#### OBJECTIVE:
Write out each line exactly as given. Leave the pictures out of your copy.

#### DATA SHOWN:
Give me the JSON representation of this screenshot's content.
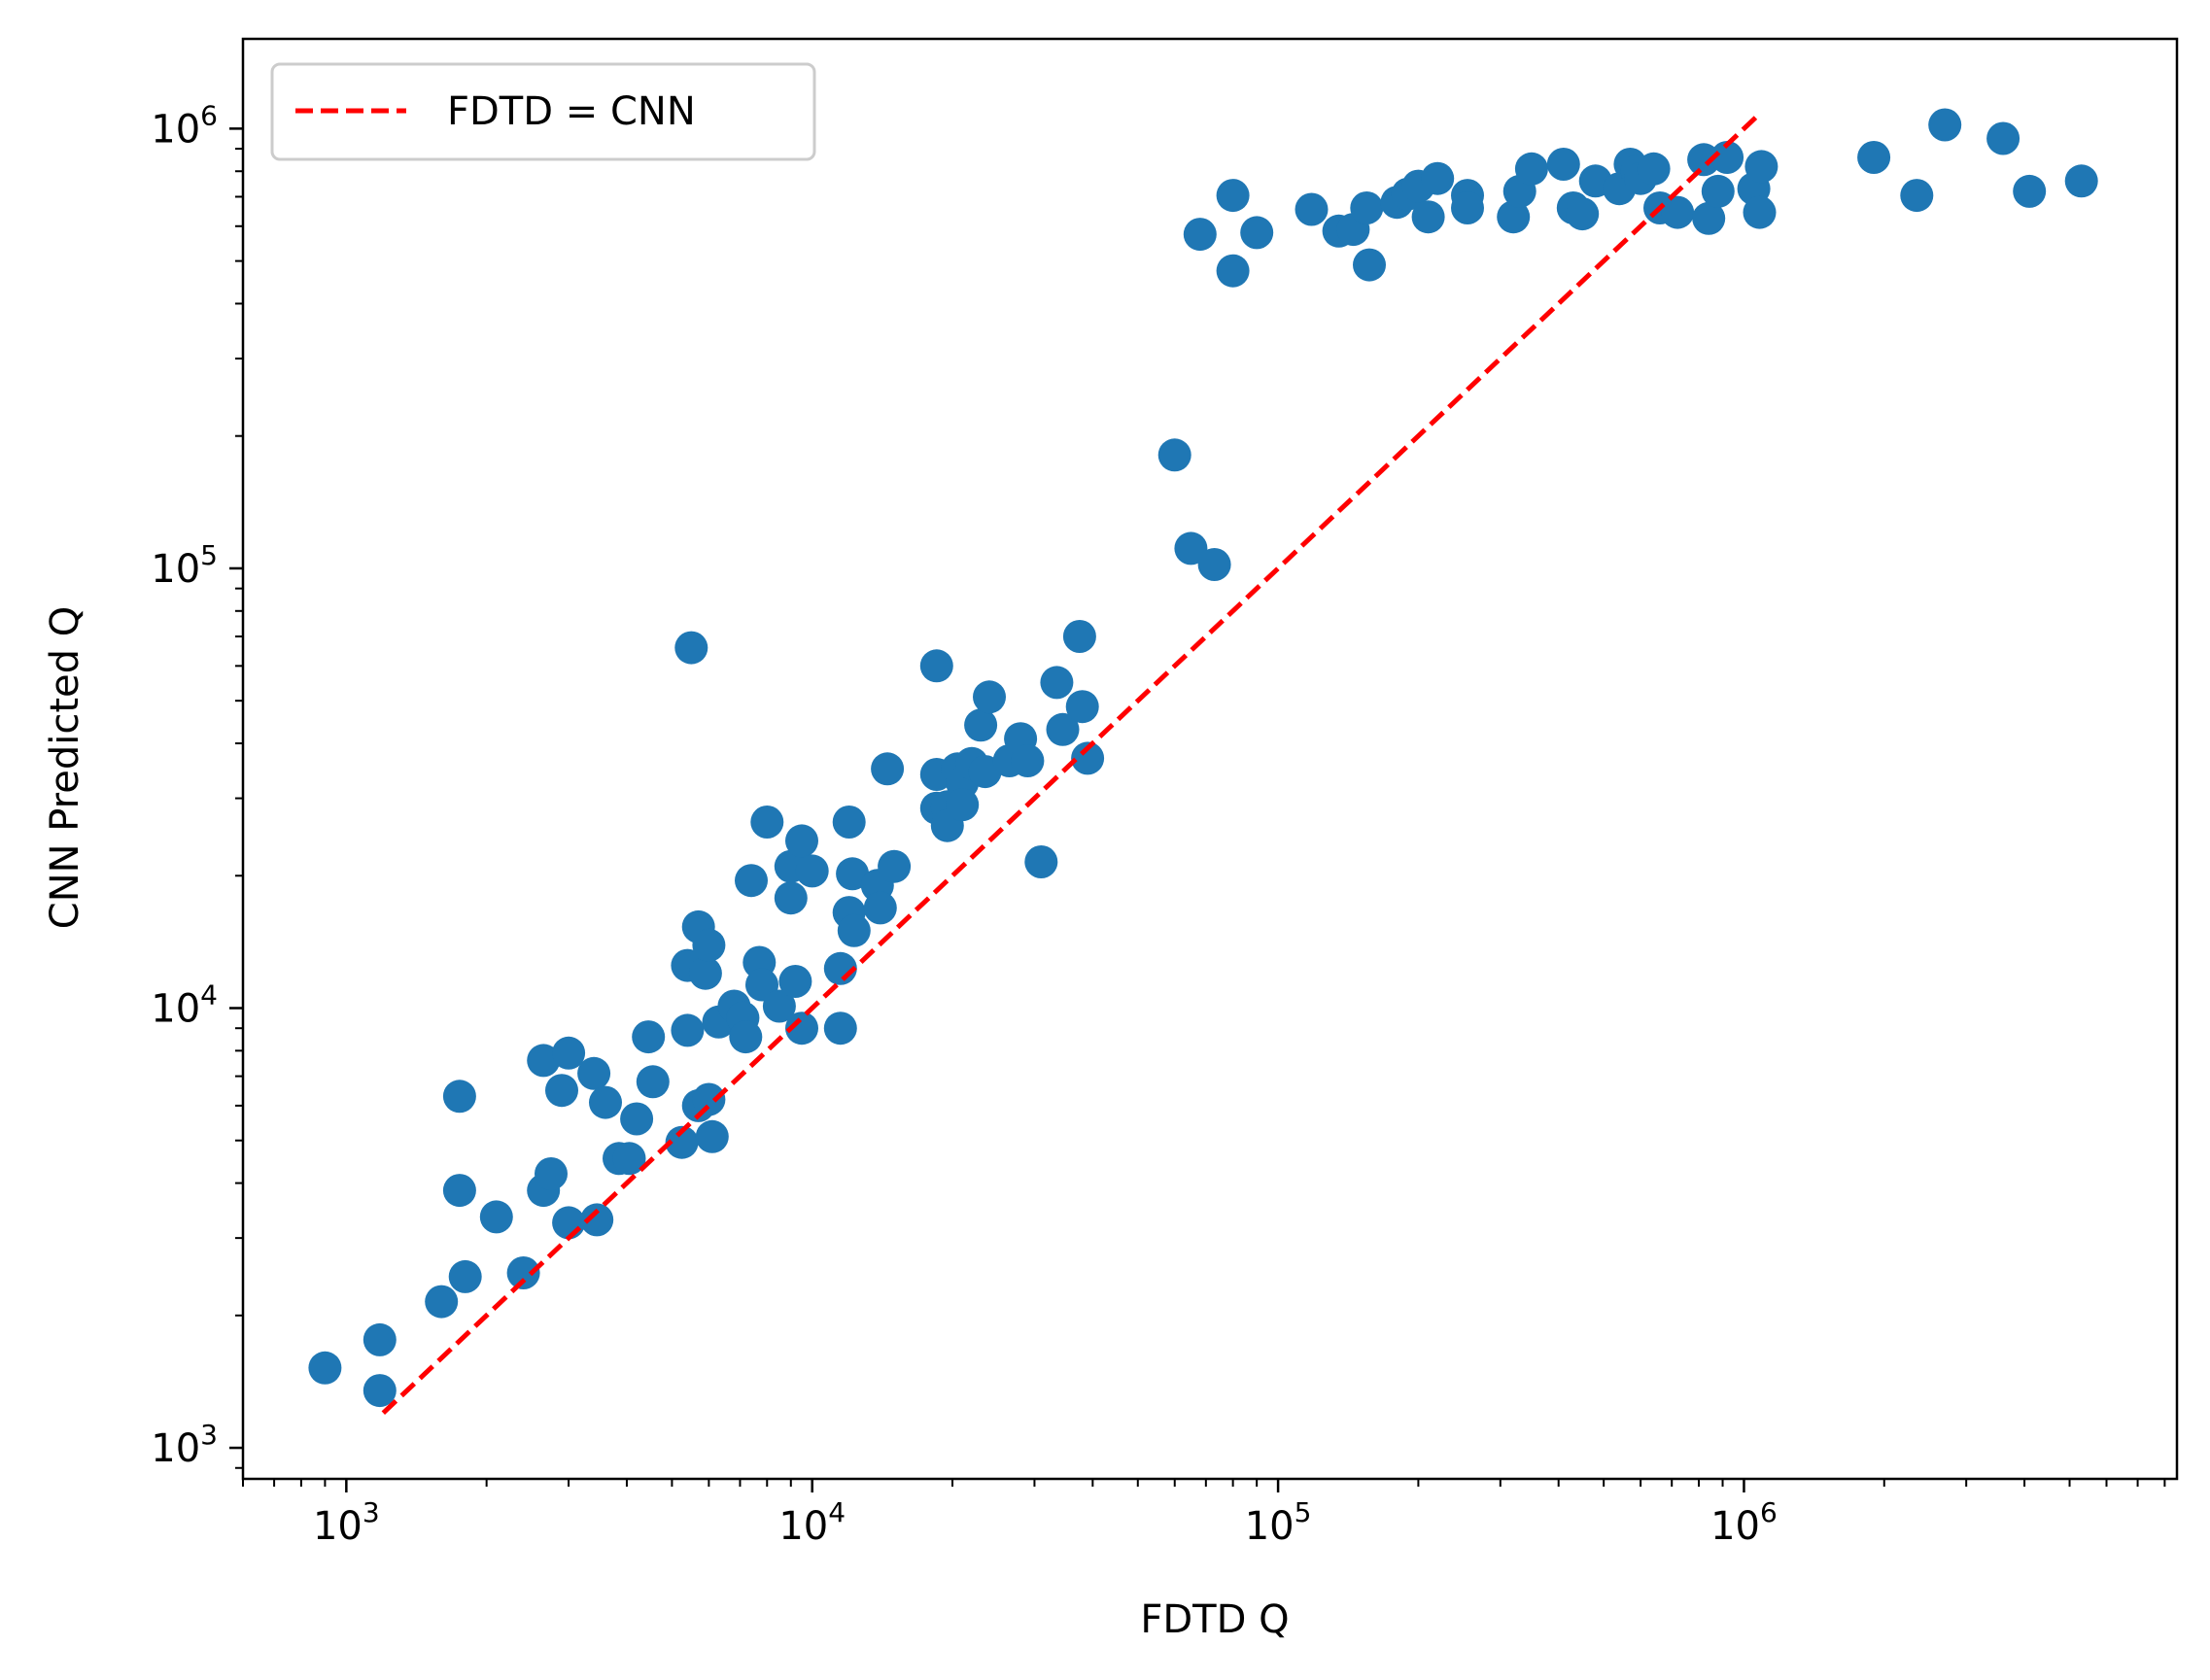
{
  "chart_data": {
    "type": "scatter",
    "xlabel": "FDTD Q",
    "ylabel": "CNN Predicted Q",
    "xscale": "log",
    "yscale": "log",
    "xlim": [
      600,
      8500000
    ],
    "ylim": [
      850,
      1600000
    ],
    "xticks": [
      {
        "value": 1000,
        "base": "10",
        "exp": "3"
      },
      {
        "value": 10000,
        "base": "10",
        "exp": "4"
      },
      {
        "value": 100000,
        "base": "10",
        "exp": "5"
      },
      {
        "value": 1000000,
        "base": "10",
        "exp": "6"
      }
    ],
    "yticks": [
      {
        "value": 1000,
        "base": "10",
        "exp": "3"
      },
      {
        "value": 10000,
        "base": "10",
        "exp": "4"
      },
      {
        "value": 100000,
        "base": "10",
        "exp": "5"
      },
      {
        "value": 1000000,
        "base": "10",
        "exp": "6"
      }
    ],
    "grid": false,
    "legend_position": "top-left",
    "colors": {
      "points": "#1f77b4",
      "reference_line": "#ff0000",
      "axes": "#000000"
    },
    "reference_line": {
      "name": "FDTD = CNN",
      "style": "dashed",
      "x": [
        1200,
        1060000
      ],
      "y": [
        1200,
        1060000
      ]
    },
    "series": [
      {
        "points": [
          [
            900,
            1520
          ],
          [
            1180,
            1760
          ],
          [
            1180,
            1350
          ],
          [
            1600,
            2150
          ],
          [
            1750,
            6300
          ],
          [
            1750,
            3850
          ],
          [
            1800,
            2450
          ],
          [
            2100,
            3350
          ],
          [
            2400,
            2500
          ],
          [
            2650,
            7600
          ],
          [
            2650,
            3850
          ],
          [
            2750,
            4200
          ],
          [
            2900,
            6500
          ],
          [
            3000,
            7900
          ],
          [
            3000,
            3250
          ],
          [
            3400,
            7100
          ],
          [
            3450,
            3300
          ],
          [
            3600,
            6100
          ],
          [
            3850,
            4550
          ],
          [
            4050,
            4550
          ],
          [
            4200,
            5600
          ],
          [
            4450,
            8600
          ],
          [
            4550,
            6800
          ],
          [
            5250,
            4950
          ],
          [
            5400,
            8900
          ],
          [
            5400,
            12500
          ],
          [
            5500,
            66000
          ],
          [
            5700,
            15300
          ],
          [
            5700,
            6000
          ],
          [
            5900,
            12000
          ],
          [
            6000,
            13900
          ],
          [
            6000,
            6200
          ],
          [
            6100,
            5100
          ],
          [
            6300,
            9300
          ],
          [
            6800,
            10100
          ],
          [
            7100,
            9500
          ],
          [
            7200,
            8600
          ],
          [
            7400,
            19500
          ],
          [
            7700,
            12700
          ],
          [
            7800,
            11300
          ],
          [
            8000,
            26500
          ],
          [
            8500,
            10100
          ],
          [
            9000,
            21000
          ],
          [
            9000,
            17800
          ],
          [
            9200,
            11500
          ],
          [
            9500,
            24000
          ],
          [
            9500,
            9000
          ],
          [
            10000,
            20500
          ],
          [
            11500,
            12300
          ],
          [
            11500,
            9000
          ],
          [
            12000,
            26500
          ],
          [
            12000,
            16500
          ],
          [
            12200,
            20200
          ],
          [
            12300,
            15000
          ],
          [
            13800,
            19000
          ],
          [
            14000,
            16900
          ],
          [
            14500,
            35000
          ],
          [
            15000,
            21000
          ],
          [
            18500,
            60000
          ],
          [
            18500,
            34000
          ],
          [
            18500,
            28500
          ],
          [
            19500,
            28700
          ],
          [
            19500,
            26000
          ],
          [
            20500,
            35000
          ],
          [
            21000,
            32500
          ],
          [
            21000,
            29000
          ],
          [
            22000,
            36000
          ],
          [
            23000,
            44000
          ],
          [
            23500,
            34500
          ],
          [
            24000,
            51000
          ],
          [
            26500,
            36500
          ],
          [
            28000,
            41000
          ],
          [
            29000,
            36500
          ],
          [
            31000,
            21500
          ],
          [
            33500,
            55000
          ],
          [
            34500,
            43000
          ],
          [
            37500,
            70000
          ],
          [
            38000,
            48500
          ],
          [
            39000,
            37000
          ],
          [
            60000,
            181000
          ],
          [
            65000,
            111000
          ],
          [
            73000,
            102000
          ],
          [
            68000,
            575000
          ],
          [
            80000,
            705000
          ],
          [
            80000,
            475000
          ],
          [
            90000,
            580000
          ],
          [
            118000,
            655000
          ],
          [
            135000,
            585000
          ],
          [
            145000,
            590000
          ],
          [
            155000,
            660000
          ],
          [
            157000,
            490000
          ],
          [
            180000,
            680000
          ],
          [
            190000,
            710000
          ],
          [
            200000,
            740000
          ],
          [
            210000,
            630000
          ],
          [
            220000,
            770000
          ],
          [
            255000,
            705000
          ],
          [
            255000,
            660000
          ],
          [
            320000,
            630000
          ],
          [
            330000,
            720000
          ],
          [
            350000,
            810000
          ],
          [
            410000,
            830000
          ],
          [
            430000,
            660000
          ],
          [
            450000,
            640000
          ],
          [
            480000,
            760000
          ],
          [
            540000,
            730000
          ],
          [
            570000,
            830000
          ],
          [
            590000,
            800000
          ],
          [
            600000,
            770000
          ],
          [
            640000,
            810000
          ],
          [
            660000,
            660000
          ],
          [
            720000,
            645000
          ],
          [
            820000,
            850000
          ],
          [
            840000,
            625000
          ],
          [
            880000,
            720000
          ],
          [
            920000,
            860000
          ],
          [
            1050000,
            730000
          ],
          [
            1080000,
            645000
          ],
          [
            1090000,
            820000
          ],
          [
            1900000,
            860000
          ],
          [
            2350000,
            705000
          ],
          [
            2700000,
            1020000
          ],
          [
            3600000,
            950000
          ],
          [
            4100000,
            720000
          ],
          [
            5300000,
            760000
          ]
        ]
      }
    ]
  }
}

#### RESULT FOR THIS EXERCISE:
Give me the JSON representation of this screenshot's content.
{
  "chart_data": {
    "type": "scatter",
    "xlabel": "FDTD Q",
    "ylabel": "CNN Predicted Q",
    "xscale": "log",
    "yscale": "log",
    "xlim": [
      600,
      8500000
    ],
    "ylim": [
      850,
      1600000
    ],
    "xticks": [
      {
        "value": 1000,
        "base": "10",
        "exp": "3"
      },
      {
        "value": 10000,
        "base": "10",
        "exp": "4"
      },
      {
        "value": 100000,
        "base": "10",
        "exp": "5"
      },
      {
        "value": 1000000,
        "base": "10",
        "exp": "6"
      }
    ],
    "yticks": [
      {
        "value": 1000,
        "base": "10",
        "exp": "3"
      },
      {
        "value": 10000,
        "base": "10",
        "exp": "4"
      },
      {
        "value": 100000,
        "base": "10",
        "exp": "5"
      },
      {
        "value": 1000000,
        "base": "10",
        "exp": "6"
      }
    ],
    "grid": false,
    "legend_position": "top-left",
    "colors": {
      "points": "#1f77b4",
      "reference_line": "#ff0000",
      "axes": "#000000"
    },
    "reference_line": {
      "name": "FDTD = CNN",
      "style": "dashed",
      "x": [
        1200,
        1060000
      ],
      "y": [
        1200,
        1060000
      ]
    },
    "series": [
      {
        "points": [
          [
            900,
            1520
          ],
          [
            1180,
            1760
          ],
          [
            1180,
            1350
          ],
          [
            1600,
            2150
          ],
          [
            1750,
            6300
          ],
          [
            1750,
            3850
          ],
          [
            1800,
            2450
          ],
          [
            2100,
            3350
          ],
          [
            2400,
            2500
          ],
          [
            2650,
            7600
          ],
          [
            2650,
            3850
          ],
          [
            2750,
            4200
          ],
          [
            2900,
            6500
          ],
          [
            3000,
            7900
          ],
          [
            3000,
            3250
          ],
          [
            3400,
            7100
          ],
          [
            3450,
            3300
          ],
          [
            3600,
            6100
          ],
          [
            3850,
            4550
          ],
          [
            4050,
            4550
          ],
          [
            4200,
            5600
          ],
          [
            4450,
            8600
          ],
          [
            4550,
            6800
          ],
          [
            5250,
            4950
          ],
          [
            5400,
            8900
          ],
          [
            5400,
            12500
          ],
          [
            5500,
            66000
          ],
          [
            5700,
            15300
          ],
          [
            5700,
            6000
          ],
          [
            5900,
            12000
          ],
          [
            6000,
            13900
          ],
          [
            6000,
            6200
          ],
          [
            6100,
            5100
          ],
          [
            6300,
            9300
          ],
          [
            6800,
            10100
          ],
          [
            7100,
            9500
          ],
          [
            7200,
            8600
          ],
          [
            7400,
            19500
          ],
          [
            7700,
            12700
          ],
          [
            7800,
            11300
          ],
          [
            8000,
            26500
          ],
          [
            8500,
            10100
          ],
          [
            9000,
            21000
          ],
          [
            9000,
            17800
          ],
          [
            9200,
            11500
          ],
          [
            9500,
            24000
          ],
          [
            9500,
            9000
          ],
          [
            10000,
            20500
          ],
          [
            11500,
            12300
          ],
          [
            11500,
            9000
          ],
          [
            12000,
            26500
          ],
          [
            12000,
            16500
          ],
          [
            12200,
            20200
          ],
          [
            12300,
            15000
          ],
          [
            13800,
            19000
          ],
          [
            14000,
            16900
          ],
          [
            14500,
            35000
          ],
          [
            15000,
            21000
          ],
          [
            18500,
            60000
          ],
          [
            18500,
            34000
          ],
          [
            18500,
            28500
          ],
          [
            19500,
            28700
          ],
          [
            19500,
            26000
          ],
          [
            20500,
            35000
          ],
          [
            21000,
            32500
          ],
          [
            21000,
            29000
          ],
          [
            22000,
            36000
          ],
          [
            23000,
            44000
          ],
          [
            23500,
            34500
          ],
          [
            24000,
            51000
          ],
          [
            26500,
            36500
          ],
          [
            28000,
            41000
          ],
          [
            29000,
            36500
          ],
          [
            31000,
            21500
          ],
          [
            33500,
            55000
          ],
          [
            34500,
            43000
          ],
          [
            37500,
            70000
          ],
          [
            38000,
            48500
          ],
          [
            39000,
            37000
          ],
          [
            60000,
            181000
          ],
          [
            65000,
            111000
          ],
          [
            73000,
            102000
          ],
          [
            68000,
            575000
          ],
          [
            80000,
            705000
          ],
          [
            80000,
            475000
          ],
          [
            90000,
            580000
          ],
          [
            118000,
            655000
          ],
          [
            135000,
            585000
          ],
          [
            145000,
            590000
          ],
          [
            155000,
            660000
          ],
          [
            157000,
            490000
          ],
          [
            180000,
            680000
          ],
          [
            190000,
            710000
          ],
          [
            200000,
            740000
          ],
          [
            210000,
            630000
          ],
          [
            220000,
            770000
          ],
          [
            255000,
            705000
          ],
          [
            255000,
            660000
          ],
          [
            320000,
            630000
          ],
          [
            330000,
            720000
          ],
          [
            350000,
            810000
          ],
          [
            410000,
            830000
          ],
          [
            430000,
            660000
          ],
          [
            450000,
            640000
          ],
          [
            480000,
            760000
          ],
          [
            540000,
            730000
          ],
          [
            570000,
            830000
          ],
          [
            590000,
            800000
          ],
          [
            600000,
            770000
          ],
          [
            640000,
            810000
          ],
          [
            660000,
            660000
          ],
          [
            720000,
            645000
          ],
          [
            820000,
            850000
          ],
          [
            840000,
            625000
          ],
          [
            880000,
            720000
          ],
          [
            920000,
            860000
          ],
          [
            1050000,
            730000
          ],
          [
            1080000,
            645000
          ],
          [
            1090000,
            820000
          ],
          [
            1900000,
            860000
          ],
          [
            2350000,
            705000
          ],
          [
            2700000,
            1020000
          ],
          [
            3600000,
            950000
          ],
          [
            4100000,
            720000
          ],
          [
            5300000,
            760000
          ]
        ]
      }
    ]
  }
}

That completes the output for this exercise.